**Aim of the task:** Every entry below should be repeated exactly; the pictures should not.

**Records shown:**
● ● ● ● ●
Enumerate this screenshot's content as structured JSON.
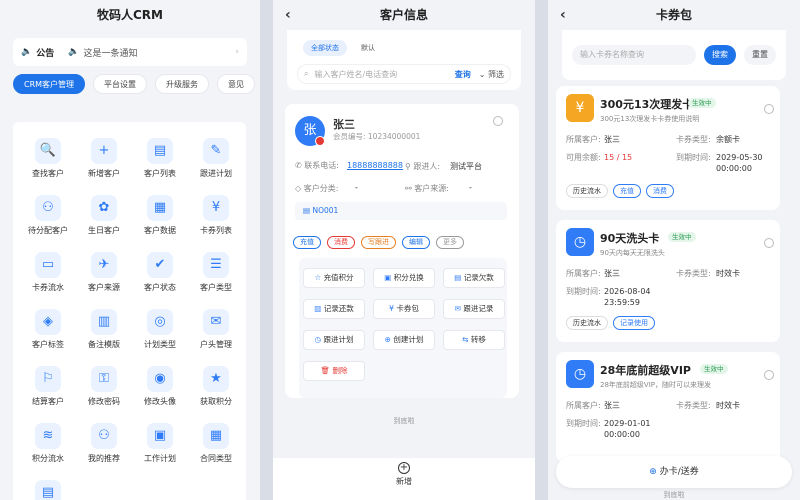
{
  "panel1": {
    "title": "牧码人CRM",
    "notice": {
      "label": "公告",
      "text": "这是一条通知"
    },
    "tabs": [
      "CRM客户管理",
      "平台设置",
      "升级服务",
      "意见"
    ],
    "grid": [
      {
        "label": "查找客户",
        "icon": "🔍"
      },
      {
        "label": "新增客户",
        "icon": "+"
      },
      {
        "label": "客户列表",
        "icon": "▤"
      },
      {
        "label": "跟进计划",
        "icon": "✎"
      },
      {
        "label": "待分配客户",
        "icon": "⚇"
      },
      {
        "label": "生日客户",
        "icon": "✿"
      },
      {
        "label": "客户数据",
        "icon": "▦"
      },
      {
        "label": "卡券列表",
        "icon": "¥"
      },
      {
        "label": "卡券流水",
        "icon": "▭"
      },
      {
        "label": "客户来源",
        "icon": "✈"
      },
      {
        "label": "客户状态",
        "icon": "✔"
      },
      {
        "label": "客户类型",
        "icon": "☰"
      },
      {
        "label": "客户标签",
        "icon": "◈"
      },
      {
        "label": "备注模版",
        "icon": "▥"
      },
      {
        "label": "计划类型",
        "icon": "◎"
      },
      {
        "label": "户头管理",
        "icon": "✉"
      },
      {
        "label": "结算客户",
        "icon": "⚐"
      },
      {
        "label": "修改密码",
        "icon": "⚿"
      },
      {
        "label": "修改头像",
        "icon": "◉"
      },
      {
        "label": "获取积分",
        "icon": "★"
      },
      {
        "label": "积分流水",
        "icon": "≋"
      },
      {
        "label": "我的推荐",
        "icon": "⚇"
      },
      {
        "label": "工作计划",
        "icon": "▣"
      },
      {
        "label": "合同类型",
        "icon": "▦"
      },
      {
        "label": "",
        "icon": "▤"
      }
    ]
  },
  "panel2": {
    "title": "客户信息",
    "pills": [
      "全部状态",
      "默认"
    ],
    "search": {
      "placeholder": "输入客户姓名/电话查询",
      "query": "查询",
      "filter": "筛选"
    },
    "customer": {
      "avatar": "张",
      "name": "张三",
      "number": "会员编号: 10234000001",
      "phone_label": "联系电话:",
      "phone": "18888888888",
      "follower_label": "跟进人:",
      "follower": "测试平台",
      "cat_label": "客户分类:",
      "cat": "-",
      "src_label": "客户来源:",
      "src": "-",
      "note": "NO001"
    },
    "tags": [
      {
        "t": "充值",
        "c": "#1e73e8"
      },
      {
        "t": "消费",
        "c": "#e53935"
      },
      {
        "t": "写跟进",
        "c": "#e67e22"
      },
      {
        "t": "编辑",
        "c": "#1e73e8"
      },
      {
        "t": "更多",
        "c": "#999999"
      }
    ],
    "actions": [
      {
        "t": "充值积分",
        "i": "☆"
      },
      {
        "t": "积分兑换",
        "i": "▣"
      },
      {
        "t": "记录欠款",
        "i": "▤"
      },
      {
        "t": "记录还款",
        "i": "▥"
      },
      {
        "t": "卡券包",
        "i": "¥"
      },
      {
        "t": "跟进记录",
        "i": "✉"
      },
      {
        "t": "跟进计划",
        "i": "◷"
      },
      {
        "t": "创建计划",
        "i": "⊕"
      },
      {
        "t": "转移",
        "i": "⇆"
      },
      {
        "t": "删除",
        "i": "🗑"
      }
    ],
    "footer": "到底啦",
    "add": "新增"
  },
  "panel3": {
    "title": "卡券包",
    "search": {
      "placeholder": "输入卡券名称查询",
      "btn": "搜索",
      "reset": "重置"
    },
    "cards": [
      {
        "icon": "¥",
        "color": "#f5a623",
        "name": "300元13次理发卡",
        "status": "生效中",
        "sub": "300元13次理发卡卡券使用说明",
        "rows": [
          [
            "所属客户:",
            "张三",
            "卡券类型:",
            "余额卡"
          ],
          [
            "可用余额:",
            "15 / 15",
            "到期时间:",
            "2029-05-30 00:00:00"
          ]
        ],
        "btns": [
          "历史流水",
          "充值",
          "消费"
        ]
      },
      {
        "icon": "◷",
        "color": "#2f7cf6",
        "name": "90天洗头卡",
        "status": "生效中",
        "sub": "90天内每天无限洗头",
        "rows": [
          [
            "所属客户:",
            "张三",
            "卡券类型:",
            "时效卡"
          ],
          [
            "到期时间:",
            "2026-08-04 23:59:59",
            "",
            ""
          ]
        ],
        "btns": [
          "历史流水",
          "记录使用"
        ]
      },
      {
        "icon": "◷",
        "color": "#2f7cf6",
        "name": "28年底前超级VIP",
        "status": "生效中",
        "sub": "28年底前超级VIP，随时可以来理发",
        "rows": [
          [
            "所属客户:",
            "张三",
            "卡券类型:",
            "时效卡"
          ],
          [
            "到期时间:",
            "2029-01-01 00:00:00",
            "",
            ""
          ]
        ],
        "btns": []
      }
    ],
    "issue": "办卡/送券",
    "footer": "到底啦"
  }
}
● ● ● ● ●
**The output:**
Enumerate this screenshot's content as structured JSON.
{
  "panel1": {
    "title": "牧码人CRM",
    "notice": {
      "label": "公告",
      "text": "这是一条通知"
    },
    "tabs": [
      "CRM客户管理",
      "平台设置",
      "升级服务",
      "意见"
    ],
    "grid": [
      {
        "label": "查找客户",
        "icon": "🔍"
      },
      {
        "label": "新增客户",
        "icon": "+"
      },
      {
        "label": "客户列表",
        "icon": "▤"
      },
      {
        "label": "跟进计划",
        "icon": "✎"
      },
      {
        "label": "待分配客户",
        "icon": "⚇"
      },
      {
        "label": "生日客户",
        "icon": "✿"
      },
      {
        "label": "客户数据",
        "icon": "▦"
      },
      {
        "label": "卡券列表",
        "icon": "¥"
      },
      {
        "label": "卡券流水",
        "icon": "▭"
      },
      {
        "label": "客户来源",
        "icon": "✈"
      },
      {
        "label": "客户状态",
        "icon": "✔"
      },
      {
        "label": "客户类型",
        "icon": "☰"
      },
      {
        "label": "客户标签",
        "icon": "◈"
      },
      {
        "label": "备注模版",
        "icon": "▥"
      },
      {
        "label": "计划类型",
        "icon": "◎"
      },
      {
        "label": "户头管理",
        "icon": "✉"
      },
      {
        "label": "结算客户",
        "icon": "⚐"
      },
      {
        "label": "修改密码",
        "icon": "⚿"
      },
      {
        "label": "修改头像",
        "icon": "◉"
      },
      {
        "label": "获取积分",
        "icon": "★"
      },
      {
        "label": "积分流水",
        "icon": "≋"
      },
      {
        "label": "我的推荐",
        "icon": "⚇"
      },
      {
        "label": "工作计划",
        "icon": "▣"
      },
      {
        "label": "合同类型",
        "icon": "▦"
      },
      {
        "label": "",
        "icon": "▤"
      }
    ]
  },
  "panel2": {
    "title": "客户信息",
    "pills": [
      "全部状态",
      "默认"
    ],
    "search": {
      "placeholder": "输入客户姓名/电话查询",
      "query": "查询",
      "filter": "筛选"
    },
    "customer": {
      "avatar": "张",
      "name": "张三",
      "number": "会员编号: 10234000001",
      "phone_label": "联系电话:",
      "phone": "18888888888",
      "follower_label": "跟进人:",
      "follower": "测试平台",
      "cat_label": "客户分类:",
      "cat": "-",
      "src_label": "客户来源:",
      "src": "-",
      "note": "NO001"
    },
    "tags": [
      {
        "t": "充值",
        "c": "#1e73e8"
      },
      {
        "t": "消费",
        "c": "#e53935"
      },
      {
        "t": "写跟进",
        "c": "#e67e22"
      },
      {
        "t": "编辑",
        "c": "#1e73e8"
      },
      {
        "t": "更多",
        "c": "#999999"
      }
    ],
    "actions": [
      {
        "t": "充值积分",
        "i": "☆"
      },
      {
        "t": "积分兑换",
        "i": "▣"
      },
      {
        "t": "记录欠款",
        "i": "▤"
      },
      {
        "t": "记录还款",
        "i": "▥"
      },
      {
        "t": "卡券包",
        "i": "¥"
      },
      {
        "t": "跟进记录",
        "i": "✉"
      },
      {
        "t": "跟进计划",
        "i": "◷"
      },
      {
        "t": "创建计划",
        "i": "⊕"
      },
      {
        "t": "转移",
        "i": "⇆"
      },
      {
        "t": "删除",
        "i": "🗑"
      }
    ],
    "footer": "到底啦",
    "add": "新增"
  },
  "panel3": {
    "title": "卡券包",
    "search": {
      "placeholder": "输入卡券名称查询",
      "btn": "搜索",
      "reset": "重置"
    },
    "cards": [
      {
        "icon": "¥",
        "color": "#f5a623",
        "name": "300元13次理发卡",
        "status": "生效中",
        "sub": "300元13次理发卡卡券使用说明",
        "rows": [
          [
            "所属客户:",
            "张三",
            "卡券类型:",
            "余额卡"
          ],
          [
            "可用余额:",
            "15 / 15",
            "到期时间:",
            "2029-05-30 00:00:00"
          ]
        ],
        "btns": [
          "历史流水",
          "充值",
          "消费"
        ]
      },
      {
        "icon": "◷",
        "color": "#2f7cf6",
        "name": "90天洗头卡",
        "status": "生效中",
        "sub": "90天内每天无限洗头",
        "rows": [
          [
            "所属客户:",
            "张三",
            "卡券类型:",
            "时效卡"
          ],
          [
            "到期时间:",
            "2026-08-04 23:59:59",
            "",
            ""
          ]
        ],
        "btns": [
          "历史流水",
          "记录使用"
        ]
      },
      {
        "icon": "◷",
        "color": "#2f7cf6",
        "name": "28年底前超级VIP",
        "status": "生效中",
        "sub": "28年底前超级VIP，随时可以来理发",
        "rows": [
          [
            "所属客户:",
            "张三",
            "卡券类型:",
            "时效卡"
          ],
          [
            "到期时间:",
            "2029-01-01 00:00:00",
            "",
            ""
          ]
        ],
        "btns": []
      }
    ],
    "issue": "办卡/送券",
    "footer": "到底啦"
  }
}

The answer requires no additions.